> _STATED GOAL_: Gather each row below that contains the word "chaussure", and copy those rows out in full.

> _INFORMATION SHOWN_:
begin

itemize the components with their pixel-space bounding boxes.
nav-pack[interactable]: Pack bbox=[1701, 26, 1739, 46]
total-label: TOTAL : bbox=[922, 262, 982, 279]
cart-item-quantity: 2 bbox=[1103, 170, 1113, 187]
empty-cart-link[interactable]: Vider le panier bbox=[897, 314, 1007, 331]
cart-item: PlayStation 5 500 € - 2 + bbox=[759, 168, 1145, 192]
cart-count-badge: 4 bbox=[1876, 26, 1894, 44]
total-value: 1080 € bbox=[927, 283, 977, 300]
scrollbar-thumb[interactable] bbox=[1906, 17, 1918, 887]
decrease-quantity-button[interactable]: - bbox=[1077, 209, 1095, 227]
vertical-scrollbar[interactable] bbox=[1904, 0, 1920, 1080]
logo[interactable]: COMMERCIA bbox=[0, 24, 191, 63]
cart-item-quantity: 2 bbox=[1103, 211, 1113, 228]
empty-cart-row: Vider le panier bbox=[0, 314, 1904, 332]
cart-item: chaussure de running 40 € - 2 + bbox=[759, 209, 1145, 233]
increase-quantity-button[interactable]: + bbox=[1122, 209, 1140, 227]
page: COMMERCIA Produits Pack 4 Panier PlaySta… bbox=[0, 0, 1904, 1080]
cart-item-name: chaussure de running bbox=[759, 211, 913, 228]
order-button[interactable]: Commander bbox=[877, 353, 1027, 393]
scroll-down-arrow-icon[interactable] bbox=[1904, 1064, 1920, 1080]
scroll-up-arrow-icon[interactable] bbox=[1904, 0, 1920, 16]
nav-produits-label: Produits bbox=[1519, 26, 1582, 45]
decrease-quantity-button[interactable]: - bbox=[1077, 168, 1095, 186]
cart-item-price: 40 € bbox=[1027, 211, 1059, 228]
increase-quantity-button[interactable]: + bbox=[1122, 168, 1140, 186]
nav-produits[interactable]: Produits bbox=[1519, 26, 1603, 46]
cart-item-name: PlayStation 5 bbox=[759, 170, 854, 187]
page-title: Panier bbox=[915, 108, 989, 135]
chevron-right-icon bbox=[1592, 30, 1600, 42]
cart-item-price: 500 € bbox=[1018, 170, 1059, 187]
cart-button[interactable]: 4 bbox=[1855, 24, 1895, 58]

end

> _THE ANSWER_:
cart-item: chaussure de running 40 € - 2 + bbox=[759, 209, 1145, 233]
cart-item-name: chaussure de running bbox=[759, 211, 913, 228]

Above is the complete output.